┌──
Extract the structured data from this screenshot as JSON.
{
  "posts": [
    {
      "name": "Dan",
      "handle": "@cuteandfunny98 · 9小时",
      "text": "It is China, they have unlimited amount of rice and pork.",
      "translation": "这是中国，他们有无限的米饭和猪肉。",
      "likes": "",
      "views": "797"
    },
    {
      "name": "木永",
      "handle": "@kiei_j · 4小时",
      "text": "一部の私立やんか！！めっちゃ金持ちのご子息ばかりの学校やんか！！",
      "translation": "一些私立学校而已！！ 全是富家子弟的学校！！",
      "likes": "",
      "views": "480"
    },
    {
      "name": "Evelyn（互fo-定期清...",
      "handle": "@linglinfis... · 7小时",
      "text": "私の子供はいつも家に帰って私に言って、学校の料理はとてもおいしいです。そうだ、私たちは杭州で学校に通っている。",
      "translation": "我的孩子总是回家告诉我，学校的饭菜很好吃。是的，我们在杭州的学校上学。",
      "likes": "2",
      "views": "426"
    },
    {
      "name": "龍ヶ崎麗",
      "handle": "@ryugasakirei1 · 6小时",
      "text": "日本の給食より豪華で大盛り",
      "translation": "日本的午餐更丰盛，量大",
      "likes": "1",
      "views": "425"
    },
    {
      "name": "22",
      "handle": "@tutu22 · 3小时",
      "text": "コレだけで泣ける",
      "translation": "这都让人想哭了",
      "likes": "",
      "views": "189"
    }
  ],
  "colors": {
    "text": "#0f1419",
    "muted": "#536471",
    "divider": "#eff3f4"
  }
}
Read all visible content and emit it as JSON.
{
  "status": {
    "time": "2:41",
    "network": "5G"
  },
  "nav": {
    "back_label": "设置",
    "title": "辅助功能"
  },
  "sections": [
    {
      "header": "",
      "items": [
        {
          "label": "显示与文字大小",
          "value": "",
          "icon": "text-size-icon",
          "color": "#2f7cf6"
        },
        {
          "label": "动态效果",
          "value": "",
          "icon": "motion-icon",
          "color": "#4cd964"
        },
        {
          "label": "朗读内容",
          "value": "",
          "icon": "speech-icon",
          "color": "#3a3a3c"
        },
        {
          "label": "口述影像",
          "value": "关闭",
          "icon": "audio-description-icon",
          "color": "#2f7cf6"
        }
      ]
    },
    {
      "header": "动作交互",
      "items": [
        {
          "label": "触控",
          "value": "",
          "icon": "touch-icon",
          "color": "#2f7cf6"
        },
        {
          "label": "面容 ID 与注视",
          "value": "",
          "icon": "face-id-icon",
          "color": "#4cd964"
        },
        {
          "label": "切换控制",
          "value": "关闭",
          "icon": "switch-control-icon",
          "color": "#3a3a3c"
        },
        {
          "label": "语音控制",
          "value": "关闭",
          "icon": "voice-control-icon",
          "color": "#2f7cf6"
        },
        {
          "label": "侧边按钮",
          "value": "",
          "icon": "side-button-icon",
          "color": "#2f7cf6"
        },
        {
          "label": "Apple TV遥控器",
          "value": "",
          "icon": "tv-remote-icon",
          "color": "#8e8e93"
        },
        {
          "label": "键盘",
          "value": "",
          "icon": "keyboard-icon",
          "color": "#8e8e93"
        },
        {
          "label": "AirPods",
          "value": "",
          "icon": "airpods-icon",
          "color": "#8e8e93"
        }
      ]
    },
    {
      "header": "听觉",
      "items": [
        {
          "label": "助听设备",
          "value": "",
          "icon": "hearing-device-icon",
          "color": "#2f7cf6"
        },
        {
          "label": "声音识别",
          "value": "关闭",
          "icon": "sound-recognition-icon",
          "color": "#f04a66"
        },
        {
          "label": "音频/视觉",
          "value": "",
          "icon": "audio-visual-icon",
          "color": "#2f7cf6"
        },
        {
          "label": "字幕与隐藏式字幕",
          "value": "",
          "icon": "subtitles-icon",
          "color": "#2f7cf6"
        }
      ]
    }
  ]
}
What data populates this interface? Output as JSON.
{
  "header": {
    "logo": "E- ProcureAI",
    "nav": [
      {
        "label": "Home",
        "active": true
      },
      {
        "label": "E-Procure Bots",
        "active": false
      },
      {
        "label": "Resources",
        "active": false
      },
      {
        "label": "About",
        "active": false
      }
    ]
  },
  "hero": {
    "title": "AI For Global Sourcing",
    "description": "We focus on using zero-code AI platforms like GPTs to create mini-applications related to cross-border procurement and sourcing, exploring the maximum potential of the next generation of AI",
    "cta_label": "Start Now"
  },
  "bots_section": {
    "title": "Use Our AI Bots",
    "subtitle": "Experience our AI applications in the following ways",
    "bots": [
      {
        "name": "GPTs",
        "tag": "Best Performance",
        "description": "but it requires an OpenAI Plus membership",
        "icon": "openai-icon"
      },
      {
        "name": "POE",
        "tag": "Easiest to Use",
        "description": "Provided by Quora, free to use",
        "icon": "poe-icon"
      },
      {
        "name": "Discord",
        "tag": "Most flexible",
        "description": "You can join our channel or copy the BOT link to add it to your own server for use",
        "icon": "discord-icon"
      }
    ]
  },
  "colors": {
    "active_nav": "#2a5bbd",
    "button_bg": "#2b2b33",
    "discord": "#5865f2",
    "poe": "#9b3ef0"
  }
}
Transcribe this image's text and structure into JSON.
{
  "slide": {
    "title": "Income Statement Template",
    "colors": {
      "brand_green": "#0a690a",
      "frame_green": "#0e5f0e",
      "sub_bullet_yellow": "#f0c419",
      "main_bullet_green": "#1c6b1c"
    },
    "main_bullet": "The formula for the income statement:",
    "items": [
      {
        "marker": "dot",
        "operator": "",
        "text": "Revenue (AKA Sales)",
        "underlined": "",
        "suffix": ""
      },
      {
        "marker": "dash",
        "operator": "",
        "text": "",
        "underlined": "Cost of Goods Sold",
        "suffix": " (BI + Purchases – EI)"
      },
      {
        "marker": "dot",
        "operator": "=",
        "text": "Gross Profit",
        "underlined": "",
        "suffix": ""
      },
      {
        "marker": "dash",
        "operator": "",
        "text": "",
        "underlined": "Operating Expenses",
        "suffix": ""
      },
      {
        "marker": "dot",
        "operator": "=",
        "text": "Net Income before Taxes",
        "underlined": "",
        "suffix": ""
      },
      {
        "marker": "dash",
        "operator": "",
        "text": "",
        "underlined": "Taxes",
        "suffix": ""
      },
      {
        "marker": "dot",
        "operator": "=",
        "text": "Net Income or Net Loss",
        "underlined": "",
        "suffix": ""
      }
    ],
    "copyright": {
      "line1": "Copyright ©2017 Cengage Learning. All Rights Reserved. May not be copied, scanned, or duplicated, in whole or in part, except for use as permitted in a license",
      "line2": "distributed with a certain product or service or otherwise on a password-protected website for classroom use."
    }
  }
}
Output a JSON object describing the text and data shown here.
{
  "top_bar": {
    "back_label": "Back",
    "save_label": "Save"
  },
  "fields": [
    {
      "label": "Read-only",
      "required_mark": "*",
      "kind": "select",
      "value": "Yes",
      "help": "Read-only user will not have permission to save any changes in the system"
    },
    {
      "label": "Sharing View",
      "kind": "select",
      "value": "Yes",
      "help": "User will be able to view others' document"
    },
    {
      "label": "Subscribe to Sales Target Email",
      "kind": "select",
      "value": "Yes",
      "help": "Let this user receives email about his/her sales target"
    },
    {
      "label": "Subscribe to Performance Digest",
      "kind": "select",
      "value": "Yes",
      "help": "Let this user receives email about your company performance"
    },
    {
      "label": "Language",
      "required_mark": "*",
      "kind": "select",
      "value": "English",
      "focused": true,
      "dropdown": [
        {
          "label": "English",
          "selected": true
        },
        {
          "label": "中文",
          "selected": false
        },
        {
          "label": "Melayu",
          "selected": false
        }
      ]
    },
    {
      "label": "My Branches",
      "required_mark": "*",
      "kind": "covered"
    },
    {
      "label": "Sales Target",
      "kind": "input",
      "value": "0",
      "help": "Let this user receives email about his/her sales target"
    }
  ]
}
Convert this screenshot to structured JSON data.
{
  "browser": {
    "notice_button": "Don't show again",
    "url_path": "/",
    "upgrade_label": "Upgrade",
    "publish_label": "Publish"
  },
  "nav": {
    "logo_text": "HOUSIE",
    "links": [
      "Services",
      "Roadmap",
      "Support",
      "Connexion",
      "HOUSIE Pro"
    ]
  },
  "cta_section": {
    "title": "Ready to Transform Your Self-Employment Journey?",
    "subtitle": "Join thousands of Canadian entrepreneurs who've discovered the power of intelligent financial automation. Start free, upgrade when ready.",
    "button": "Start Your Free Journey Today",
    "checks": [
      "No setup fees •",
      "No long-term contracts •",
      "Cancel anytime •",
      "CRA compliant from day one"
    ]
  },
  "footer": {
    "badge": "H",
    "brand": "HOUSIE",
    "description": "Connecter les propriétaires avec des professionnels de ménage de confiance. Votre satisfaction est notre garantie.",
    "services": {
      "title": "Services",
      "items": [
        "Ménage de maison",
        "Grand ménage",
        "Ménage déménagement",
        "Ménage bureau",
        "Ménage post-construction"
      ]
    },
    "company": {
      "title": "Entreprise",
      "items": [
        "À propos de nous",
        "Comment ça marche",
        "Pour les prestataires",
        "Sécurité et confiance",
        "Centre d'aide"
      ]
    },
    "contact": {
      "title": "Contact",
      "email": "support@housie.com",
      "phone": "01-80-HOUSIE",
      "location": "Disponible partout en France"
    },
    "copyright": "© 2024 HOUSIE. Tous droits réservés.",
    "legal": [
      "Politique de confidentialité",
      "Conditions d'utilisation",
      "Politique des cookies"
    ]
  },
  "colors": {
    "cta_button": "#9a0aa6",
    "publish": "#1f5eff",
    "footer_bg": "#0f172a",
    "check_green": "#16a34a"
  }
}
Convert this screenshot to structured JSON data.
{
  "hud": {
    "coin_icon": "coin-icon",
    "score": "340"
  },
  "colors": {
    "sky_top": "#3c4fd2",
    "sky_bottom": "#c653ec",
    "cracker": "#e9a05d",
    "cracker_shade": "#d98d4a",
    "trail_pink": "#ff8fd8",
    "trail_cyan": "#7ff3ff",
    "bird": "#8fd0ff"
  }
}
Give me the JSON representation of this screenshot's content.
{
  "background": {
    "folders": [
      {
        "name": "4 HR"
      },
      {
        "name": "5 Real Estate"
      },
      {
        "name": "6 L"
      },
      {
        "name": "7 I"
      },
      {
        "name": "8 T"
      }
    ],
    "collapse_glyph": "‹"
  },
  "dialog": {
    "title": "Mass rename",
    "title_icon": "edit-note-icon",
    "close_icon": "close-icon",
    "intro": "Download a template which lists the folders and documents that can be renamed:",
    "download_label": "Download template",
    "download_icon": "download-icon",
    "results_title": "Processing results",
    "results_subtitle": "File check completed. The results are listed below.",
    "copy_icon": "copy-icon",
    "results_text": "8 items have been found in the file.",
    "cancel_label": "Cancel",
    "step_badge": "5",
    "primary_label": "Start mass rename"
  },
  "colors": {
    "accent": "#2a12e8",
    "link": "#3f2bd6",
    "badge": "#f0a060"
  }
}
└──
Locate and copy each line in the data above that includes the word "from".

Extract the structured data from this screenshot as JSON.
      "CRA compliant from day one"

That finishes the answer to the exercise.